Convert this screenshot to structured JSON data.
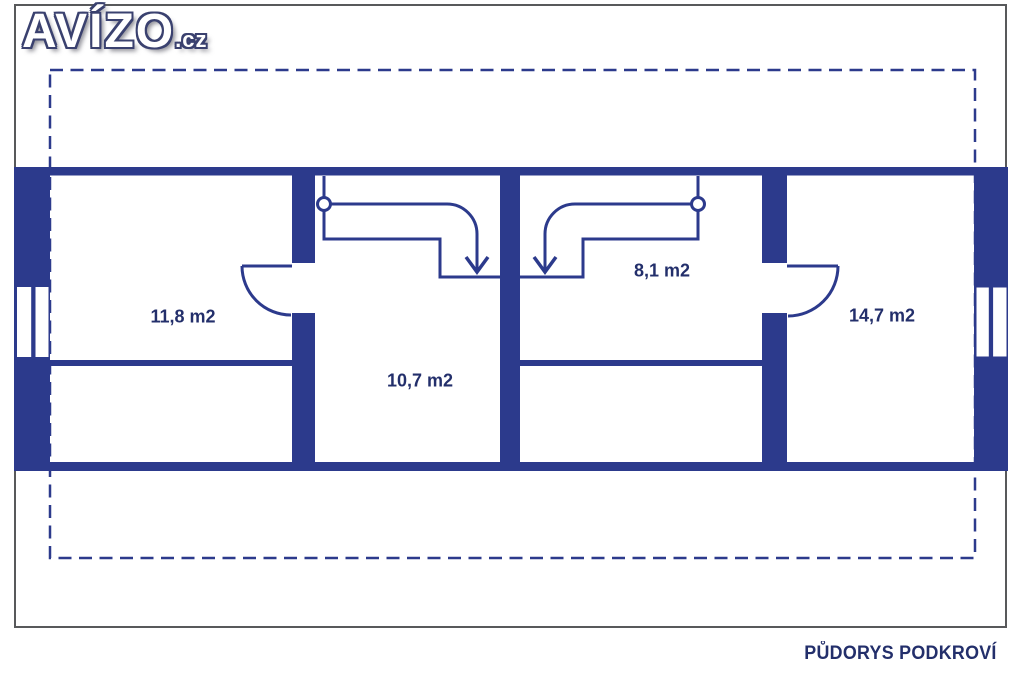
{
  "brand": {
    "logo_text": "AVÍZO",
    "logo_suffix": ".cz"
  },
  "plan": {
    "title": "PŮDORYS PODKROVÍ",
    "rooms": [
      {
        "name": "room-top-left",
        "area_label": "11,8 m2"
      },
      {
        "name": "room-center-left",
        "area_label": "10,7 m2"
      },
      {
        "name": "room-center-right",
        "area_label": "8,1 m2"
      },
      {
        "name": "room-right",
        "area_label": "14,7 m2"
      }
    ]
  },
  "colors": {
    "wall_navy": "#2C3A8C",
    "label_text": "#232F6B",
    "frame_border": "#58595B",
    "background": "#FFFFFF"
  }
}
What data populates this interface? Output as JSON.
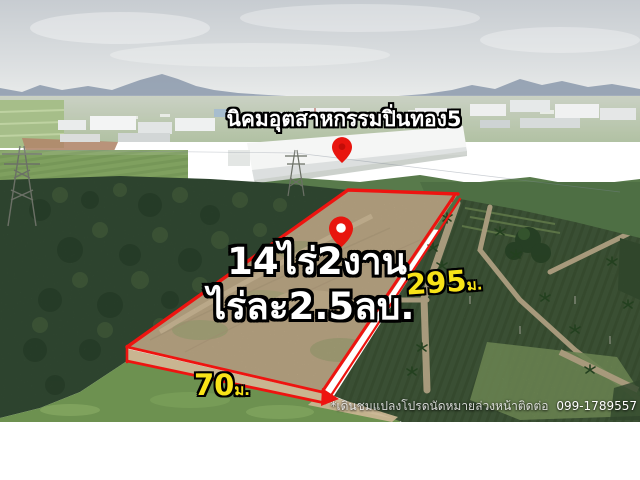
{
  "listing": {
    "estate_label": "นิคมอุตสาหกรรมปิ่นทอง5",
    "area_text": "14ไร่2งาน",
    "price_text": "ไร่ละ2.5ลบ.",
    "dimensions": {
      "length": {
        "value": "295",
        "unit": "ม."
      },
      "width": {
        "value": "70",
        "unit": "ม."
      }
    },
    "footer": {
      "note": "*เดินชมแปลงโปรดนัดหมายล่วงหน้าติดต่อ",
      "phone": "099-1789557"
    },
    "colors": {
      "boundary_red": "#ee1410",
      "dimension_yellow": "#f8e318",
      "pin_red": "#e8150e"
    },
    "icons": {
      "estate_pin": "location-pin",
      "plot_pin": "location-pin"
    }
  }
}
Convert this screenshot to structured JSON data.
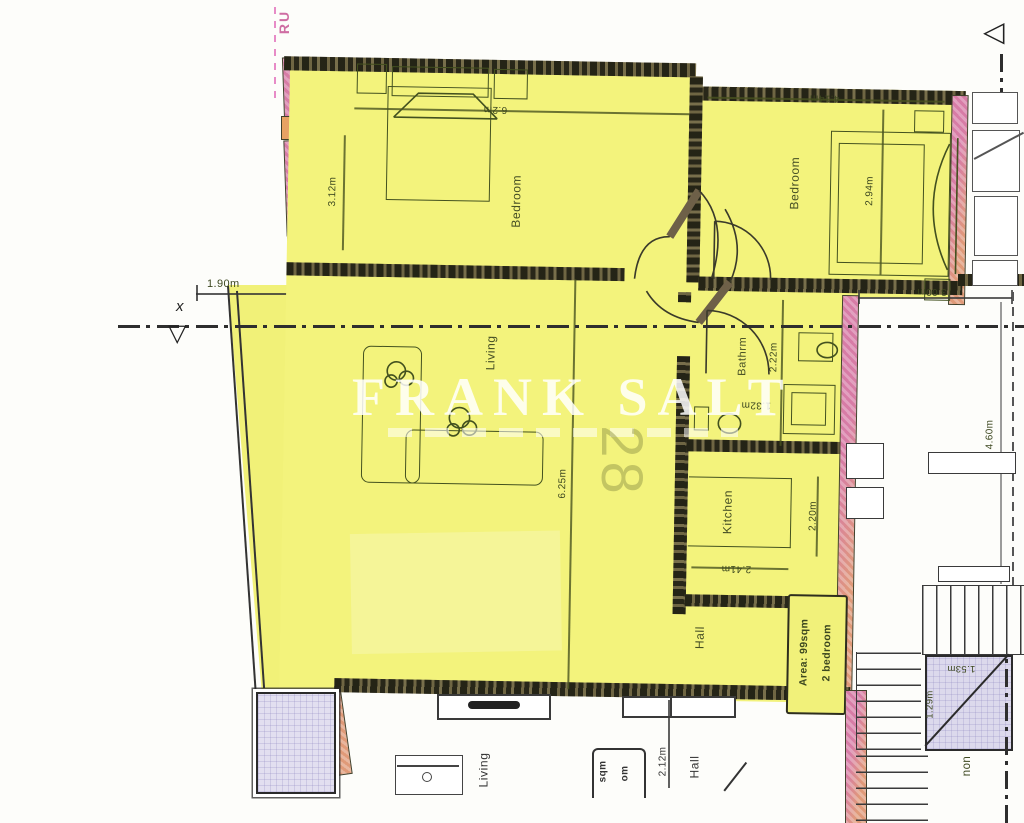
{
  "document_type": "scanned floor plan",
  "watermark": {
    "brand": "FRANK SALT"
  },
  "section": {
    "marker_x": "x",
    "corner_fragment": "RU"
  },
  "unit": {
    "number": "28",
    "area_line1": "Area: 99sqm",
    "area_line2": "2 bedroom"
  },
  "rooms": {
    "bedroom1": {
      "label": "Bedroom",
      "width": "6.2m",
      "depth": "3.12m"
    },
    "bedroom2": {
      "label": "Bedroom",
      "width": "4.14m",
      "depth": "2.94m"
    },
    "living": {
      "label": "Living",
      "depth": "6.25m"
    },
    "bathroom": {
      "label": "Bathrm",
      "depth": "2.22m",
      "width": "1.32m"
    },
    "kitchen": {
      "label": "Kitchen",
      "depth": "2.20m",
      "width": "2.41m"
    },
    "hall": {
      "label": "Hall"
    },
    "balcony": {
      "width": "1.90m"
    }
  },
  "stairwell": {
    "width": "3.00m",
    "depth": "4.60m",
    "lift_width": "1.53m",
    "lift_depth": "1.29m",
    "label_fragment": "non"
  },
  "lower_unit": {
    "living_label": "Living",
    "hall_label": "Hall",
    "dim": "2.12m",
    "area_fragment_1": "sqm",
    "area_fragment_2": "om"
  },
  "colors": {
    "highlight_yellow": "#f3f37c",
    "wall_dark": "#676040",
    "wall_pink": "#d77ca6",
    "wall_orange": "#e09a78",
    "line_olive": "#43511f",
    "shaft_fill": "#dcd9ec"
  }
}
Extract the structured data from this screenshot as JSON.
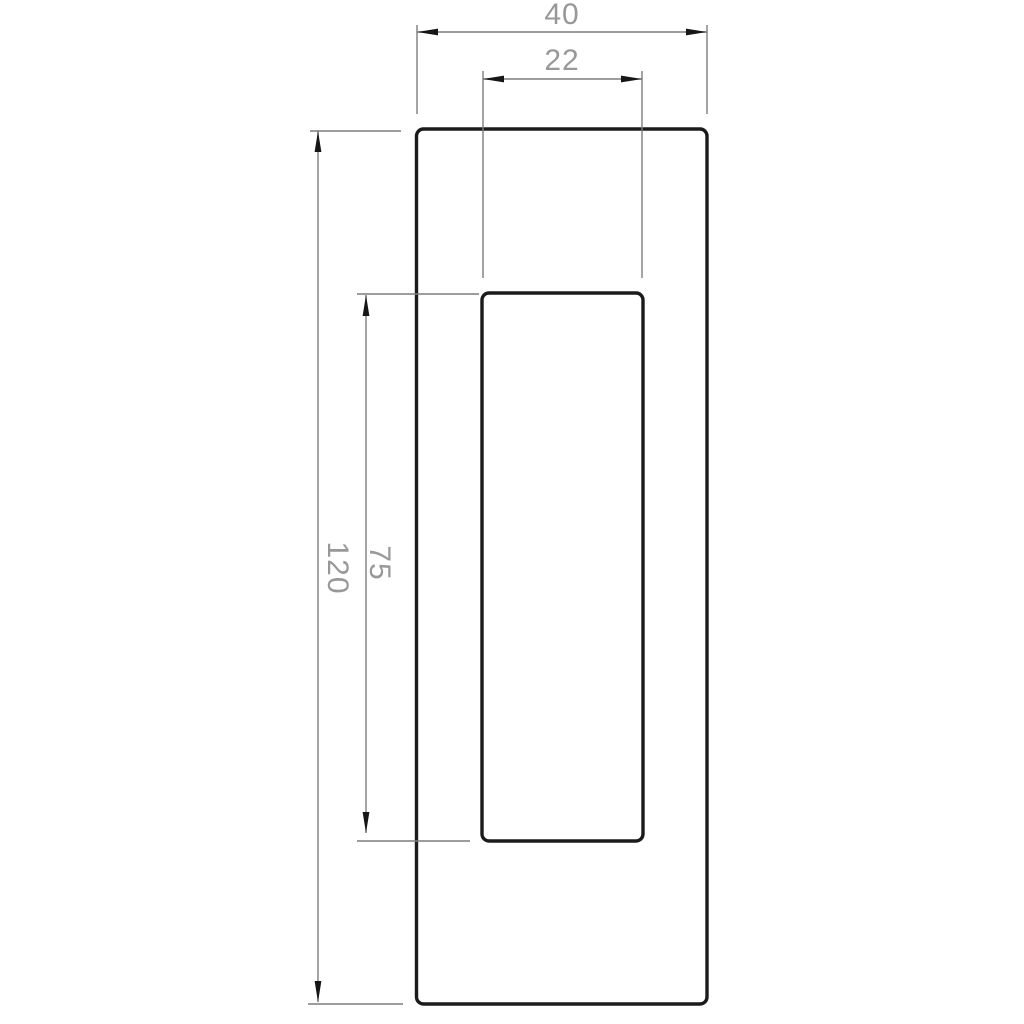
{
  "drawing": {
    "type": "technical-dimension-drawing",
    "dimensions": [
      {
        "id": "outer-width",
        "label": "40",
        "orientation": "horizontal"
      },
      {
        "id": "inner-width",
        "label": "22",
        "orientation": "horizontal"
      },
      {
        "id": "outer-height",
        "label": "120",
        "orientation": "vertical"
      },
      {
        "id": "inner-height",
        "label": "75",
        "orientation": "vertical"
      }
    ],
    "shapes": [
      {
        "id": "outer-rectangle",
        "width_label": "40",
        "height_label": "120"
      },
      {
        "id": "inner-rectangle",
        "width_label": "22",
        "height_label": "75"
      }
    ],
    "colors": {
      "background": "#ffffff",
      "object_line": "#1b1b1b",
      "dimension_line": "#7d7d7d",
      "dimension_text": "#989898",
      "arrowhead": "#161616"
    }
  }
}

Task objective: Pictures in the records should not appear in your copy, but everything else must be transcribed exactly.

Correct result:
Convert this screenshot to structured JSON data.
{
  "brand": {
    "logo_text": "AVÍZO",
    "logo_suffix": ".cz"
  },
  "plan": {
    "title": "PŮDORYS PODKROVÍ",
    "rooms": [
      {
        "name": "room-top-left",
        "area_label": "11,8 m2"
      },
      {
        "name": "room-center-left",
        "area_label": "10,7 m2"
      },
      {
        "name": "room-center-right",
        "area_label": "8,1 m2"
      },
      {
        "name": "room-right",
        "area_label": "14,7 m2"
      }
    ]
  },
  "colors": {
    "wall_navy": "#2C3A8C",
    "label_text": "#232F6B",
    "frame_border": "#58595B",
    "background": "#FFFFFF"
  }
}
What data populates this interface? Output as JSON.
{
  "listing": {
    "estate_label": "นิคมอุตสาหกรรมปิ่นทอง5",
    "area_text": "14ไร่2งาน",
    "price_text": "ไร่ละ2.5ลบ.",
    "dimensions": {
      "length": {
        "value": "295",
        "unit": "ม."
      },
      "width": {
        "value": "70",
        "unit": "ม."
      }
    },
    "footer": {
      "note": "*เดินชมแปลงโปรดนัดหมายล่วงหน้าติดต่อ",
      "phone": "099-1789557"
    },
    "colors": {
      "boundary_red": "#ee1410",
      "dimension_yellow": "#f8e318",
      "pin_red": "#e8150e"
    },
    "icons": {
      "estate_pin": "location-pin",
      "plot_pin": "location-pin"
    }
  }
}
Convert this screenshot to structured JSON data.
{
  "document_type": "scanned floor plan",
  "watermark": {
    "brand": "FRANK SALT"
  },
  "section": {
    "marker_x": "x",
    "corner_fragment": "RU"
  },
  "unit": {
    "number": "28",
    "area_line1": "Area: 99sqm",
    "area_line2": "2 bedroom"
  },
  "rooms": {
    "bedroom1": {
      "label": "Bedroom",
      "width": "6.2m",
      "depth": "3.12m"
    },
    "bedroom2": {
      "label": "Bedroom",
      "width": "4.14m",
      "depth": "2.94m"
    },
    "living": {
      "label": "Living",
      "depth": "6.25m"
    },
    "bathroom": {
      "label": "Bathrm",
      "depth": "2.22m",
      "width": "1.32m"
    },
    "kitchen": {
      "label": "Kitchen",
      "depth": "2.20m",
      "width": "2.41m"
    },
    "hall": {
      "label": "Hall"
    },
    "balcony": {
      "width": "1.90m"
    }
  },
  "stairwell": {
    "width": "3.00m",
    "depth": "4.60m",
    "lift_width": "1.53m",
    "lift_depth": "1.29m",
    "label_fragment": "non"
  },
  "lower_unit": {
    "living_label": "Living",
    "hall_label": "Hall",
    "dim": "2.12m",
    "area_fragment_1": "sqm",
    "area_fragment_2": "om"
  },
  "colors": {
    "highlight_yellow": "#f3f37c",
    "wall_dark": "#676040",
    "wall_pink": "#d77ca6",
    "wall_orange": "#e09a78",
    "line_olive": "#43511f",
    "shaft_fill": "#dcd9ec"
  }
}
Extract the structured data from this screenshot as JSON.
{
  "drawing": {
    "type": "technical-dimension-drawing",
    "dimensions": [
      {
        "id": "outer-width",
        "label": "40",
        "orientation": "horizontal"
      },
      {
        "id": "inner-width",
        "label": "22",
        "orientation": "horizontal"
      },
      {
        "id": "outer-height",
        "label": "120",
        "orientation": "vertical"
      },
      {
        "id": "inner-height",
        "label": "75",
        "orientation": "vertical"
      }
    ],
    "shapes": [
      {
        "id": "outer-rectangle",
        "width_label": "40",
        "height_label": "120"
      },
      {
        "id": "inner-rectangle",
        "width_label": "22",
        "height_label": "75"
      }
    ],
    "colors": {
      "background": "#ffffff",
      "object_line": "#1b1b1b",
      "dimension_line": "#7d7d7d",
      "dimension_text": "#989898",
      "arrowhead": "#161616"
    }
  }
}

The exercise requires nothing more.